▸ **WORK REQUIRED**: Set down each line of the data below exactly as it stands, dropping the pictures.

-*-*-

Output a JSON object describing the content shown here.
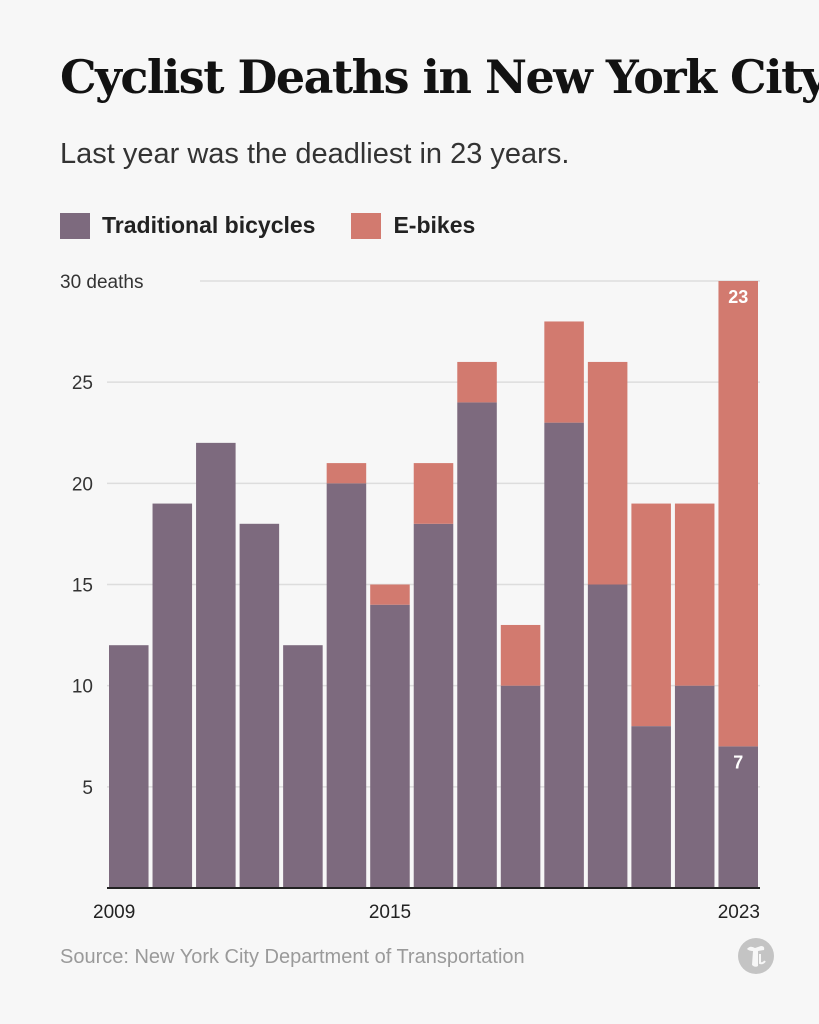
{
  "title": "Cyclist Deaths in New York City",
  "subtitle": "Last year was the deadliest in 23 years.",
  "legend": [
    {
      "label": "Traditional bicycles",
      "color": "#7d6a7e"
    },
    {
      "label": "E-bikes",
      "color": "#d27a6f"
    }
  ],
  "source": "Source: New York City Department of Transportation",
  "logo_icon": "nyt-t-logo-icon",
  "chart_data": {
    "type": "bar",
    "stacked": true,
    "categories": [
      2009,
      2010,
      2011,
      2012,
      2013,
      2014,
      2015,
      2016,
      2017,
      2018,
      2019,
      2020,
      2021,
      2022,
      2023
    ],
    "x_tick_labels": [
      "2009",
      "2015",
      "2023"
    ],
    "series": [
      {
        "name": "Traditional bicycles",
        "color": "#7d6a7e",
        "values": [
          12,
          19,
          22,
          18,
          12,
          20,
          14,
          18,
          24,
          10,
          23,
          15,
          8,
          10,
          7
        ]
      },
      {
        "name": "E-bikes",
        "color": "#d27a6f",
        "values": [
          0,
          0,
          0,
          0,
          0,
          1,
          1,
          3,
          2,
          3,
          5,
          11,
          11,
          9,
          23
        ]
      }
    ],
    "ylim": [
      0,
      30
    ],
    "y_ticks": [
      {
        "value": 5,
        "label": "5"
      },
      {
        "value": 10,
        "label": "10"
      },
      {
        "value": 15,
        "label": "15"
      },
      {
        "value": 20,
        "label": "20"
      },
      {
        "value": 25,
        "label": "25"
      },
      {
        "value": 30,
        "label": "30 deaths"
      }
    ],
    "data_labels": [
      {
        "category": 2023,
        "series": "E-bikes",
        "text": "23"
      },
      {
        "category": 2023,
        "series": "Traditional bicycles",
        "text": "7"
      }
    ],
    "grid": true
  }
}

-*-*-

▸ **SOLVED EXERCISE**:
Output a JSON object describing the content shown here.
{
  "title": "Cyclist Deaths in New York City",
  "subtitle": "Last year was the deadliest in 23 years.",
  "legend": [
    {
      "label": "Traditional bicycles",
      "color": "#7d6a7e"
    },
    {
      "label": "E-bikes",
      "color": "#d27a6f"
    }
  ],
  "source": "Source: New York City Department of Transportation",
  "logo_icon": "nyt-t-logo-icon",
  "chart_data": {
    "type": "bar",
    "stacked": true,
    "categories": [
      2009,
      2010,
      2011,
      2012,
      2013,
      2014,
      2015,
      2016,
      2017,
      2018,
      2019,
      2020,
      2021,
      2022,
      2023
    ],
    "x_tick_labels": [
      "2009",
      "2015",
      "2023"
    ],
    "series": [
      {
        "name": "Traditional bicycles",
        "color": "#7d6a7e",
        "values": [
          12,
          19,
          22,
          18,
          12,
          20,
          14,
          18,
          24,
          10,
          23,
          15,
          8,
          10,
          7
        ]
      },
      {
        "name": "E-bikes",
        "color": "#d27a6f",
        "values": [
          0,
          0,
          0,
          0,
          0,
          1,
          1,
          3,
          2,
          3,
          5,
          11,
          11,
          9,
          23
        ]
      }
    ],
    "ylim": [
      0,
      30
    ],
    "y_ticks": [
      {
        "value": 5,
        "label": "5"
      },
      {
        "value": 10,
        "label": "10"
      },
      {
        "value": 15,
        "label": "15"
      },
      {
        "value": 20,
        "label": "20"
      },
      {
        "value": 25,
        "label": "25"
      },
      {
        "value": 30,
        "label": "30 deaths"
      }
    ],
    "data_labels": [
      {
        "category": 2023,
        "series": "E-bikes",
        "text": "23"
      },
      {
        "category": 2023,
        "series": "Traditional bicycles",
        "text": "7"
      }
    ],
    "grid": true
  }
}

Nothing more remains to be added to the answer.